[Element and coordinate records]
━━━━━━━━━━━━━━━━━━━━

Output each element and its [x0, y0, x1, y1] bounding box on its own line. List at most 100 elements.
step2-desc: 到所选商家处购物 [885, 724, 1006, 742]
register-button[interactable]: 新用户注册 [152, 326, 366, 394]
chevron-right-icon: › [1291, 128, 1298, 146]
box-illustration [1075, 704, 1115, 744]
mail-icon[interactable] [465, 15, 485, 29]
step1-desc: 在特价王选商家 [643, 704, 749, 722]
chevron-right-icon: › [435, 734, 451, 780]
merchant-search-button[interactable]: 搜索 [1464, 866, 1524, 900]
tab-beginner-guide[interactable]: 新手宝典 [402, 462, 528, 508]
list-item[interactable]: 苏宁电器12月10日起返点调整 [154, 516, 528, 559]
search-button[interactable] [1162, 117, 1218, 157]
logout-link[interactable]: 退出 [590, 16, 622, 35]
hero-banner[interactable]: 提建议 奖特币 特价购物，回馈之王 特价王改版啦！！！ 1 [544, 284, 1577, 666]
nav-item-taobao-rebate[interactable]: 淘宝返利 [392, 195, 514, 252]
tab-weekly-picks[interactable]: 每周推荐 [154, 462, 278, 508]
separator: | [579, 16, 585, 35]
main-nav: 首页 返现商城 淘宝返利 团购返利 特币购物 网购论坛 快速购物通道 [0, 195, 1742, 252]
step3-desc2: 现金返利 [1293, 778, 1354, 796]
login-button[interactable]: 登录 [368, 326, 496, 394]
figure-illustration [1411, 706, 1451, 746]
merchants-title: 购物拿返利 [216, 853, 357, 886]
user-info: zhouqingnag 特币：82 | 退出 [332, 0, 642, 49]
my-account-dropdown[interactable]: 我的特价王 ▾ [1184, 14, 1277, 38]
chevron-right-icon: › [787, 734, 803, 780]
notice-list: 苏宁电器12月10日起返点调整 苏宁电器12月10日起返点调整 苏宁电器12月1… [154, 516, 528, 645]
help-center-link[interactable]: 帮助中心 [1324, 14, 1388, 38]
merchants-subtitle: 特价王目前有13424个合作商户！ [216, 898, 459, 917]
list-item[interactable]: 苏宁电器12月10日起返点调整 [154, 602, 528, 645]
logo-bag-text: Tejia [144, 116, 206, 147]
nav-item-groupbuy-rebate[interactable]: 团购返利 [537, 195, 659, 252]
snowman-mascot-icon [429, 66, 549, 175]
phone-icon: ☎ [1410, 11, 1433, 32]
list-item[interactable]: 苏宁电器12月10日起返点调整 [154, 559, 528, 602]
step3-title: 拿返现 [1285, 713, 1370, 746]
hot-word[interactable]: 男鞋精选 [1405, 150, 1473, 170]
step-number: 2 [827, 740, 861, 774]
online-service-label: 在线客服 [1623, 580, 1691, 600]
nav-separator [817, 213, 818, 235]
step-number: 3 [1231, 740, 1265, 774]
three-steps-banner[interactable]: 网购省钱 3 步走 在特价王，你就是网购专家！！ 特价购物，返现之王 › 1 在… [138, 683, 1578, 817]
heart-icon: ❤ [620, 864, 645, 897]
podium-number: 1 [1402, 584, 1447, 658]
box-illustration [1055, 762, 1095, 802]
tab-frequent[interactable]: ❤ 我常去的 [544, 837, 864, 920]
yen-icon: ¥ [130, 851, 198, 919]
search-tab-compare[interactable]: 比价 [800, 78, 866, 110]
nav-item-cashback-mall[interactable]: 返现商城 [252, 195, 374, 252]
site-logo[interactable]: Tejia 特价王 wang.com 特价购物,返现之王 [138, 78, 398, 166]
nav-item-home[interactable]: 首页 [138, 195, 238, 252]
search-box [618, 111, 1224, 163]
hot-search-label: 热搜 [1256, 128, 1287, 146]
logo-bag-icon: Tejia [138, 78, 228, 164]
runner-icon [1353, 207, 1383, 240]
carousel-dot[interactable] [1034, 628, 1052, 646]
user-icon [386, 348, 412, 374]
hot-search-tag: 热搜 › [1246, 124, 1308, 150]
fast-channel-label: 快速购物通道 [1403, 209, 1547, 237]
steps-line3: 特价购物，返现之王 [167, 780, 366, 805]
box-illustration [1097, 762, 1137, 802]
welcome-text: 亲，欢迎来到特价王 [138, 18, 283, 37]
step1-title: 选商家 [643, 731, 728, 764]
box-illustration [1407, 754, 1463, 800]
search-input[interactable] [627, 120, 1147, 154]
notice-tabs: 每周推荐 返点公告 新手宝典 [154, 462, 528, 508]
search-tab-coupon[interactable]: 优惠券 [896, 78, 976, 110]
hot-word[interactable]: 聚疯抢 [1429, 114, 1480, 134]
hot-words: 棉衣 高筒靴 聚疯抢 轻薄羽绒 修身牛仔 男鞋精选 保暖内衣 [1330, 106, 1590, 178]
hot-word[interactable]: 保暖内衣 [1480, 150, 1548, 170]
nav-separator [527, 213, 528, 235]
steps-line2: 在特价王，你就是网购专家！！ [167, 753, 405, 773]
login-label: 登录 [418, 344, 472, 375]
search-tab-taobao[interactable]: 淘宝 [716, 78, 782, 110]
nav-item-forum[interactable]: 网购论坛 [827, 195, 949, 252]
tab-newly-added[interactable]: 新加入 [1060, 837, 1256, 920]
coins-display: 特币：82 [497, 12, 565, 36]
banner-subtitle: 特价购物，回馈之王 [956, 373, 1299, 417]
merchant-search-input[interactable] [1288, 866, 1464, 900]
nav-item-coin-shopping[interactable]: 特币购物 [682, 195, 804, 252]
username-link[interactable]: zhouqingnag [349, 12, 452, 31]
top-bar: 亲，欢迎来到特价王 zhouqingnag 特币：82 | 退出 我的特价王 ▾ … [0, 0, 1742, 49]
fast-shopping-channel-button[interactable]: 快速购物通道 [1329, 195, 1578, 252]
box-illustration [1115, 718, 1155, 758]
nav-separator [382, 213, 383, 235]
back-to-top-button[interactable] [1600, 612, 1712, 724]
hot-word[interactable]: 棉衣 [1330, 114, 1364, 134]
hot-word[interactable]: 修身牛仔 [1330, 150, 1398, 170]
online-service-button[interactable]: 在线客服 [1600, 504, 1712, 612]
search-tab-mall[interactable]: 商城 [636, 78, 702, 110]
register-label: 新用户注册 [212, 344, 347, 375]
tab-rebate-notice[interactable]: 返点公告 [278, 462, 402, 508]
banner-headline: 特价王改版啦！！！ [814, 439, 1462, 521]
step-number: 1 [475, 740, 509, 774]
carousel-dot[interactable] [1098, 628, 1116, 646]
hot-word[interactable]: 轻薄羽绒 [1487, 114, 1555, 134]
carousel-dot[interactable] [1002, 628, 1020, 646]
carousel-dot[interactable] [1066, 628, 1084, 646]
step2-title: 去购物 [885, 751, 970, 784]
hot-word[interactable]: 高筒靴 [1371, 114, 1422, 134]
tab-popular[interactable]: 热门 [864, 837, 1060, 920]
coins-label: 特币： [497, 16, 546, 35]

━━━━━━━━━━━━━━━━━━━━

Print every line of the records above exactly, without any change.

Output each element and its [x0, y0, x1, y1] bounding box on its own line. List at most 100 elements.
step2-desc: 到所选商家处购物 [885, 724, 1006, 742]
register-button[interactable]: 新用户注册 [152, 326, 366, 394]
chevron-right-icon: › [1291, 128, 1298, 146]
box-illustration [1075, 704, 1115, 744]
mail-icon[interactable] [465, 15, 485, 29]
step1-desc: 在特价王选商家 [643, 704, 749, 722]
chevron-right-icon: › [435, 734, 451, 780]
merchant-search-button[interactable]: 搜索 [1464, 866, 1524, 900]
tab-beginner-guide[interactable]: 新手宝典 [402, 462, 528, 508]
list-item[interactable]: 苏宁电器12月10日起返点调整 [154, 516, 528, 559]
search-button[interactable] [1162, 117, 1218, 157]
logout-link[interactable]: 退出 [590, 16, 622, 35]
hero-banner[interactable]: 提建议 奖特币 特价购物，回馈之王 特价王改版啦！！！ 1 [544, 284, 1577, 666]
nav-item-taobao-rebate[interactable]: 淘宝返利 [392, 195, 514, 252]
tab-weekly-picks[interactable]: 每周推荐 [154, 462, 278, 508]
separator: | [579, 16, 585, 35]
main-nav: 首页 返现商城 淘宝返利 团购返利 特币购物 网购论坛 快速购物通道 [0, 195, 1742, 252]
step3-desc2: 现金返利 [1293, 778, 1354, 796]
login-button[interactable]: 登录 [368, 326, 496, 394]
figure-illustration [1411, 706, 1451, 746]
merchants-title: 购物拿返利 [216, 853, 357, 886]
user-info: zhouqingnag 特币：82 | 退出 [332, 0, 642, 49]
my-account-dropdown[interactable]: 我的特价王 ▾ [1184, 14, 1277, 38]
chevron-right-icon: › [787, 734, 803, 780]
notice-list: 苏宁电器12月10日起返点调整 苏宁电器12月10日起返点调整 苏宁电器12月1… [154, 516, 528, 645]
help-center-link[interactable]: 帮助中心 [1324, 14, 1388, 38]
merchants-subtitle: 特价王目前有13424个合作商户！ [216, 898, 459, 917]
list-item[interactable]: 苏宁电器12月10日起返点调整 [154, 602, 528, 645]
logo-bag-text: Tejia [144, 116, 206, 147]
nav-item-groupbuy-rebate[interactable]: 团购返利 [537, 195, 659, 252]
snowman-mascot-icon [429, 66, 549, 175]
phone-icon: ☎ [1410, 11, 1433, 32]
list-item[interactable]: 苏宁电器12月10日起返点调整 [154, 559, 528, 602]
step3-title: 拿返现 [1285, 713, 1370, 746]
hot-word[interactable]: 男鞋精选 [1405, 150, 1473, 170]
step-number: 2 [827, 740, 861, 774]
online-service-label: 在线客服 [1623, 580, 1691, 600]
nav-separator [817, 213, 818, 235]
step-number: 3 [1231, 740, 1265, 774]
three-steps-banner[interactable]: 网购省钱 3 步走 在特价王，你就是网购专家！！ 特价购物，返现之王 › 1 在… [138, 683, 1578, 817]
heart-icon: ❤ [620, 864, 645, 897]
podium-number: 1 [1402, 584, 1447, 658]
box-illustration [1055, 762, 1095, 802]
tab-frequent[interactable]: ❤ 我常去的 [544, 837, 864, 920]
yen-icon: ¥ [130, 851, 198, 919]
search-tab-compare[interactable]: 比价 [800, 78, 866, 110]
nav-item-cashback-mall[interactable]: 返现商城 [252, 195, 374, 252]
site-logo[interactable]: Tejia 特价王 wang.com 特价购物,返现之王 [138, 78, 398, 166]
nav-item-home[interactable]: 首页 [138, 195, 238, 252]
search-box [618, 111, 1224, 163]
hot-search-label: 热搜 [1256, 128, 1287, 146]
logo-bag-icon: Tejia [138, 78, 228, 164]
runner-icon [1353, 207, 1383, 240]
carousel-dot[interactable] [1034, 628, 1052, 646]
user-icon [386, 348, 412, 374]
hot-search-tag: 热搜 › [1246, 124, 1308, 150]
fast-channel-label: 快速购物通道 [1403, 209, 1547, 237]
steps-line3: 特价购物，返现之王 [167, 780, 366, 805]
box-illustration [1097, 762, 1137, 802]
welcome-text: 亲，欢迎来到特价王 [138, 18, 283, 37]
step1-title: 选商家 [643, 731, 728, 764]
box-illustration [1407, 754, 1463, 800]
search-input[interactable] [627, 120, 1147, 154]
notice-tabs: 每周推荐 返点公告 新手宝典 [154, 462, 528, 508]
search-tab-coupon[interactable]: 优惠券 [896, 78, 976, 110]
hot-word[interactable]: 聚疯抢 [1429, 114, 1480, 134]
hot-words: 棉衣 高筒靴 聚疯抢 轻薄羽绒 修身牛仔 男鞋精选 保暖内衣 [1330, 106, 1590, 178]
hot-word[interactable]: 保暖内衣 [1480, 150, 1548, 170]
nav-separator [527, 213, 528, 235]
steps-line2: 在特价王，你就是网购专家！！ [167, 753, 405, 773]
login-label: 登录 [418, 344, 472, 375]
search-tab-taobao[interactable]: 淘宝 [716, 78, 782, 110]
nav-item-forum[interactable]: 网购论坛 [827, 195, 949, 252]
tab-newly-added[interactable]: 新加入 [1060, 837, 1256, 920]
coins-display: 特币：82 [497, 12, 565, 36]
banner-subtitle: 特价购物，回馈之王 [956, 373, 1299, 417]
merchant-search-input[interactable] [1288, 866, 1464, 900]
nav-item-coin-shopping[interactable]: 特币购物 [682, 195, 804, 252]
username-link[interactable]: zhouqingnag [349, 12, 452, 31]
top-bar: 亲，欢迎来到特价王 zhouqingnag 特币：82 | 退出 我的特价王 ▾ … [0, 0, 1742, 49]
fast-shopping-channel-button[interactable]: 快速购物通道 [1329, 195, 1578, 252]
box-illustration [1115, 718, 1155, 758]
nav-separator [382, 213, 383, 235]
back-to-top-button[interactable] [1600, 612, 1712, 724]
hot-word[interactable]: 棉衣 [1330, 114, 1364, 134]
hot-word[interactable]: 修身牛仔 [1330, 150, 1398, 170]
online-service-button[interactable]: 在线客服 [1600, 504, 1712, 612]
search-tab-mall[interactable]: 商城 [636, 78, 702, 110]
register-label: 新用户注册 [212, 344, 347, 375]
tab-rebate-notice[interactable]: 返点公告 [278, 462, 402, 508]
banner-headline: 特价王改版啦！！！ [814, 439, 1462, 521]
step-number: 1 [475, 740, 509, 774]
carousel-dot[interactable] [1098, 628, 1116, 646]
hot-word[interactable]: 轻薄羽绒 [1487, 114, 1555, 134]
carousel-dot[interactable] [1002, 628, 1020, 646]
carousel-dot[interactable] [1066, 628, 1084, 646]
step2-title: 去购物 [885, 751, 970, 784]
hot-word[interactable]: 高筒靴 [1371, 114, 1422, 134]
tab-popular[interactable]: 热门 [864, 837, 1060, 920]
coins-label: 特币： [497, 16, 546, 35]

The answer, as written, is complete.